• [AIM] The entries below are to be repeated exactly as they stand.

• [DATA LISTING]

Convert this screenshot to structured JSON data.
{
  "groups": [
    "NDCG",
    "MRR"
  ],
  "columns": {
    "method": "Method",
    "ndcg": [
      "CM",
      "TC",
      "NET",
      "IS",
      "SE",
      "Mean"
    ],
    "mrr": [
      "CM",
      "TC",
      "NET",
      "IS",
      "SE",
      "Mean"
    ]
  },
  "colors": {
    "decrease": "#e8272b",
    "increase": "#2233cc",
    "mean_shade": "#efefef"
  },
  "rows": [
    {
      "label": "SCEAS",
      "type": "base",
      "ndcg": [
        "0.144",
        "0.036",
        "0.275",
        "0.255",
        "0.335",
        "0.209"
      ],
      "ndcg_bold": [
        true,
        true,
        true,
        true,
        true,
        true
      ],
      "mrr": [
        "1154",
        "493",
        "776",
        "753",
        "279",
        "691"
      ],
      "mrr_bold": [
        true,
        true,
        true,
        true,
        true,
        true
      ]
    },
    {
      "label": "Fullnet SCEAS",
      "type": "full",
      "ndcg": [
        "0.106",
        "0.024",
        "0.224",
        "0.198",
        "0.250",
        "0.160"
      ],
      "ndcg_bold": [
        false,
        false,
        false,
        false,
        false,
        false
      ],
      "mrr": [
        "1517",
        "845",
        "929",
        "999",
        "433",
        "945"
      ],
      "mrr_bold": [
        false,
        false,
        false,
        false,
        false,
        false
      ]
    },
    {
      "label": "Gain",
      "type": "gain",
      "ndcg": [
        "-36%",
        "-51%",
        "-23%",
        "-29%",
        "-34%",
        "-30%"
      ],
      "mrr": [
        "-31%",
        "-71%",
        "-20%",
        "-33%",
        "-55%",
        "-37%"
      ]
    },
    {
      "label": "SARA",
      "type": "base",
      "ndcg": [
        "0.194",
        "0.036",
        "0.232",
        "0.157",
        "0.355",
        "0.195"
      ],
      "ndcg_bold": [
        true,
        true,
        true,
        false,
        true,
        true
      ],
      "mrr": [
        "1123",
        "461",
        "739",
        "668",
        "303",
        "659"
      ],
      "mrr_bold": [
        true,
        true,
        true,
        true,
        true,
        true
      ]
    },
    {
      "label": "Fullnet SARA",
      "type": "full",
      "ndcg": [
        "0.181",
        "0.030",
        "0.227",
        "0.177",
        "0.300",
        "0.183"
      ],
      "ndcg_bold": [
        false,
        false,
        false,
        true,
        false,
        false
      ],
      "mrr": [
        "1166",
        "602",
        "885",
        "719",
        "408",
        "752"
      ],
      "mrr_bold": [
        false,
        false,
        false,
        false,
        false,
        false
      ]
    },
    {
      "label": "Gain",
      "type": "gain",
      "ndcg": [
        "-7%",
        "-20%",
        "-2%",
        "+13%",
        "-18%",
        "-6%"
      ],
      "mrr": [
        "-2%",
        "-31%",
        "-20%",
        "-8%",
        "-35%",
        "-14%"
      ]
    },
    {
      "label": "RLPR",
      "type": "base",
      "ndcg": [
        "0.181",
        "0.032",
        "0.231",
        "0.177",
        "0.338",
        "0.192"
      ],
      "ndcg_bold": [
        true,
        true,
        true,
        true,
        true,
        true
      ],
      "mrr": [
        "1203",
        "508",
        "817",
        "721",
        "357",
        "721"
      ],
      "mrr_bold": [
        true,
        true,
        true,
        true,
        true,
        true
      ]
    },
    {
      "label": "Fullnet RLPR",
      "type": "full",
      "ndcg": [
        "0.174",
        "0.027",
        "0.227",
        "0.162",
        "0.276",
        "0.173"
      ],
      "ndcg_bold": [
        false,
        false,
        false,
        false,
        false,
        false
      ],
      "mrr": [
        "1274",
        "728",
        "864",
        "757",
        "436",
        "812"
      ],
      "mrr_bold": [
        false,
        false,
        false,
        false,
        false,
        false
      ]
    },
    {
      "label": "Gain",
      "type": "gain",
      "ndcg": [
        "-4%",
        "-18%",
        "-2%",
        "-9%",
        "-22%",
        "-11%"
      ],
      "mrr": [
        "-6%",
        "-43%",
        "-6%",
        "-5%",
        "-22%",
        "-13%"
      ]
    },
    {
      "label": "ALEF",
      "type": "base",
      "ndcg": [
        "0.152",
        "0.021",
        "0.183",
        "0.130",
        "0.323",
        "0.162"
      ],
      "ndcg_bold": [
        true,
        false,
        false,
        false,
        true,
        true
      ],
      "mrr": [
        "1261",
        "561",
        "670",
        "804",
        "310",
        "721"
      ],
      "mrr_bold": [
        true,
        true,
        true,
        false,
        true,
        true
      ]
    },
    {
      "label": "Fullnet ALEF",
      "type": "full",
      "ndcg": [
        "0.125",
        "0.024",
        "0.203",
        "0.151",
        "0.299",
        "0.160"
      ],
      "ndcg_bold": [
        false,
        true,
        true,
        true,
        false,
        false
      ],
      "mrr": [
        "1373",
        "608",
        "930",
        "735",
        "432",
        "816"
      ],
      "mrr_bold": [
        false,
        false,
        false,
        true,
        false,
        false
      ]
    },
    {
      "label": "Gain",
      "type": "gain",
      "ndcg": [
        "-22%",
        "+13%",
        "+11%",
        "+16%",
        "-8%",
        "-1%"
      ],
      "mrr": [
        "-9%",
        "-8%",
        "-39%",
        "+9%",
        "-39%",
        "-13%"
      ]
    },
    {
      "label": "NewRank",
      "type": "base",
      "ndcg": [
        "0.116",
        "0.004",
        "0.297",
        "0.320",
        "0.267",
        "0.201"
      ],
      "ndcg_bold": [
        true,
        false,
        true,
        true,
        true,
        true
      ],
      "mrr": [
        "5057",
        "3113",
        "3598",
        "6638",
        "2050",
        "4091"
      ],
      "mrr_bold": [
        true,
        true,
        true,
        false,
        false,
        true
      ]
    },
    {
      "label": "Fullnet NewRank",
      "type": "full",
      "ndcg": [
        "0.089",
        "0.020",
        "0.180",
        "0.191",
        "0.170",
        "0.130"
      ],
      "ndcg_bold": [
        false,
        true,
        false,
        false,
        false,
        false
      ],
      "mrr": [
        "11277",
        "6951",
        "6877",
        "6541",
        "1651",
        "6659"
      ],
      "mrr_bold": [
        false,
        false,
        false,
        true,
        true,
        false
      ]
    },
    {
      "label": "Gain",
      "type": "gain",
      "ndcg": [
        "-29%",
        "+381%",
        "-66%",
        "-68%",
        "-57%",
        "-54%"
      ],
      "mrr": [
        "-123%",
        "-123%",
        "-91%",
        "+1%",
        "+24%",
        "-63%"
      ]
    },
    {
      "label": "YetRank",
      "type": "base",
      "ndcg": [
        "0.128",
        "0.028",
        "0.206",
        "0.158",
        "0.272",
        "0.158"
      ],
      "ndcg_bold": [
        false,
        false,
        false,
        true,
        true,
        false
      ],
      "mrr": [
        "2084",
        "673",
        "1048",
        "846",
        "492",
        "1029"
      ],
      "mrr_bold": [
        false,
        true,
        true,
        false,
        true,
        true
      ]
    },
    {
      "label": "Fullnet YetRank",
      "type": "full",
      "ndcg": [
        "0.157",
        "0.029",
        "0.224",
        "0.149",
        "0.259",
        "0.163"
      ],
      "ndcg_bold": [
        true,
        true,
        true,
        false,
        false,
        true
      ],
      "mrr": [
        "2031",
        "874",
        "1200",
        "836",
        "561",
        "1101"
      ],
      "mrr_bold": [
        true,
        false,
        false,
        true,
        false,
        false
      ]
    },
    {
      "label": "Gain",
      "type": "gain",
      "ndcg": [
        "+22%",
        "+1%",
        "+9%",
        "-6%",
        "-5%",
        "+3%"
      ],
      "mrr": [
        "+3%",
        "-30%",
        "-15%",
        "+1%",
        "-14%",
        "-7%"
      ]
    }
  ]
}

• [RESPONSE TO THE TASK]
Convert this screenshot to structured JSON data.
{
  "groups": [
    "NDCG",
    "MRR"
  ],
  "columns": {
    "method": "Method",
    "ndcg": [
      "CM",
      "TC",
      "NET",
      "IS",
      "SE",
      "Mean"
    ],
    "mrr": [
      "CM",
      "TC",
      "NET",
      "IS",
      "SE",
      "Mean"
    ]
  },
  "colors": {
    "decrease": "#e8272b",
    "increase": "#2233cc",
    "mean_shade": "#efefef"
  },
  "rows": [
    {
      "label": "SCEAS",
      "type": "base",
      "ndcg": [
        "0.144",
        "0.036",
        "0.275",
        "0.255",
        "0.335",
        "0.209"
      ],
      "ndcg_bold": [
        true,
        true,
        true,
        true,
        true,
        true
      ],
      "mrr": [
        "1154",
        "493",
        "776",
        "753",
        "279",
        "691"
      ],
      "mrr_bold": [
        true,
        true,
        true,
        true,
        true,
        true
      ]
    },
    {
      "label": "Fullnet SCEAS",
      "type": "full",
      "ndcg": [
        "0.106",
        "0.024",
        "0.224",
        "0.198",
        "0.250",
        "0.160"
      ],
      "ndcg_bold": [
        false,
        false,
        false,
        false,
        false,
        false
      ],
      "mrr": [
        "1517",
        "845",
        "929",
        "999",
        "433",
        "945"
      ],
      "mrr_bold": [
        false,
        false,
        false,
        false,
        false,
        false
      ]
    },
    {
      "label": "Gain",
      "type": "gain",
      "ndcg": [
        "-36%",
        "-51%",
        "-23%",
        "-29%",
        "-34%",
        "-30%"
      ],
      "mrr": [
        "-31%",
        "-71%",
        "-20%",
        "-33%",
        "-55%",
        "-37%"
      ]
    },
    {
      "label": "SARA",
      "type": "base",
      "ndcg": [
        "0.194",
        "0.036",
        "0.232",
        "0.157",
        "0.355",
        "0.195"
      ],
      "ndcg_bold": [
        true,
        true,
        true,
        false,
        true,
        true
      ],
      "mrr": [
        "1123",
        "461",
        "739",
        "668",
        "303",
        "659"
      ],
      "mrr_bold": [
        true,
        true,
        true,
        true,
        true,
        true
      ]
    },
    {
      "label": "Fullnet SARA",
      "type": "full",
      "ndcg": [
        "0.181",
        "0.030",
        "0.227",
        "0.177",
        "0.300",
        "0.183"
      ],
      "ndcg_bold": [
        false,
        false,
        false,
        true,
        false,
        false
      ],
      "mrr": [
        "1166",
        "602",
        "885",
        "719",
        "408",
        "752"
      ],
      "mrr_bold": [
        false,
        false,
        false,
        false,
        false,
        false
      ]
    },
    {
      "label": "Gain",
      "type": "gain",
      "ndcg": [
        "-7%",
        "-20%",
        "-2%",
        "+13%",
        "-18%",
        "-6%"
      ],
      "mrr": [
        "-2%",
        "-31%",
        "-20%",
        "-8%",
        "-35%",
        "-14%"
      ]
    },
    {
      "label": "RLPR",
      "type": "base",
      "ndcg": [
        "0.181",
        "0.032",
        "0.231",
        "0.177",
        "0.338",
        "0.192"
      ],
      "ndcg_bold": [
        true,
        true,
        true,
        true,
        true,
        true
      ],
      "mrr": [
        "1203",
        "508",
        "817",
        "721",
        "357",
        "721"
      ],
      "mrr_bold": [
        true,
        true,
        true,
        true,
        true,
        true
      ]
    },
    {
      "label": "Fullnet RLPR",
      "type": "full",
      "ndcg": [
        "0.174",
        "0.027",
        "0.227",
        "0.162",
        "0.276",
        "0.173"
      ],
      "ndcg_bold": [
        false,
        false,
        false,
        false,
        false,
        false
      ],
      "mrr": [
        "1274",
        "728",
        "864",
        "757",
        "436",
        "812"
      ],
      "mrr_bold": [
        false,
        false,
        false,
        false,
        false,
        false
      ]
    },
    {
      "label": "Gain",
      "type": "gain",
      "ndcg": [
        "-4%",
        "-18%",
        "-2%",
        "-9%",
        "-22%",
        "-11%"
      ],
      "mrr": [
        "-6%",
        "-43%",
        "-6%",
        "-5%",
        "-22%",
        "-13%"
      ]
    },
    {
      "label": "ALEF",
      "type": "base",
      "ndcg": [
        "0.152",
        "0.021",
        "0.183",
        "0.130",
        "0.323",
        "0.162"
      ],
      "ndcg_bold": [
        true,
        false,
        false,
        false,
        true,
        true
      ],
      "mrr": [
        "1261",
        "561",
        "670",
        "804",
        "310",
        "721"
      ],
      "mrr_bold": [
        true,
        true,
        true,
        false,
        true,
        true
      ]
    },
    {
      "label": "Fullnet ALEF",
      "type": "full",
      "ndcg": [
        "0.125",
        "0.024",
        "0.203",
        "0.151",
        "0.299",
        "0.160"
      ],
      "ndcg_bold": [
        false,
        true,
        true,
        true,
        false,
        false
      ],
      "mrr": [
        "1373",
        "608",
        "930",
        "735",
        "432",
        "816"
      ],
      "mrr_bold": [
        false,
        false,
        false,
        true,
        false,
        false
      ]
    },
    {
      "label": "Gain",
      "type": "gain",
      "ndcg": [
        "-22%",
        "+13%",
        "+11%",
        "+16%",
        "-8%",
        "-1%"
      ],
      "mrr": [
        "-9%",
        "-8%",
        "-39%",
        "+9%",
        "-39%",
        "-13%"
      ]
    },
    {
      "label": "NewRank",
      "type": "base",
      "ndcg": [
        "0.116",
        "0.004",
        "0.297",
        "0.320",
        "0.267",
        "0.201"
      ],
      "ndcg_bold": [
        true,
        false,
        true,
        true,
        true,
        true
      ],
      "mrr": [
        "5057",
        "3113",
        "3598",
        "6638",
        "2050",
        "4091"
      ],
      "mrr_bold": [
        true,
        true,
        true,
        false,
        false,
        true
      ]
    },
    {
      "label": "Fullnet NewRank",
      "type": "full",
      "ndcg": [
        "0.089",
        "0.020",
        "0.180",
        "0.191",
        "0.170",
        "0.130"
      ],
      "ndcg_bold": [
        false,
        true,
        false,
        false,
        false,
        false
      ],
      "mrr": [
        "11277",
        "6951",
        "6877",
        "6541",
        "1651",
        "6659"
      ],
      "mrr_bold": [
        false,
        false,
        false,
        true,
        true,
        false
      ]
    },
    {
      "label": "Gain",
      "type": "gain",
      "ndcg": [
        "-29%",
        "+381%",
        "-66%",
        "-68%",
        "-57%",
        "-54%"
      ],
      "mrr": [
        "-123%",
        "-123%",
        "-91%",
        "+1%",
        "+24%",
        "-63%"
      ]
    },
    {
      "label": "YetRank",
      "type": "base",
      "ndcg": [
        "0.128",
        "0.028",
        "0.206",
        "0.158",
        "0.272",
        "0.158"
      ],
      "ndcg_bold": [
        false,
        false,
        false,
        true,
        true,
        false
      ],
      "mrr": [
        "2084",
        "673",
        "1048",
        "846",
        "492",
        "1029"
      ],
      "mrr_bold": [
        false,
        true,
        true,
        false,
        true,
        true
      ]
    },
    {
      "label": "Fullnet YetRank",
      "type": "full",
      "ndcg": [
        "0.157",
        "0.029",
        "0.224",
        "0.149",
        "0.259",
        "0.163"
      ],
      "ndcg_bold": [
        true,
        true,
        true,
        false,
        false,
        true
      ],
      "mrr": [
        "2031",
        "874",
        "1200",
        "836",
        "561",
        "1101"
      ],
      "mrr_bold": [
        true,
        false,
        false,
        true,
        false,
        false
      ]
    },
    {
      "label": "Gain",
      "type": "gain",
      "ndcg": [
        "+22%",
        "+1%",
        "+9%",
        "-6%",
        "-5%",
        "+3%"
      ],
      "mrr": [
        "+3%",
        "-30%",
        "-15%",
        "+1%",
        "-14%",
        "-7%"
      ]
    }
  ]
}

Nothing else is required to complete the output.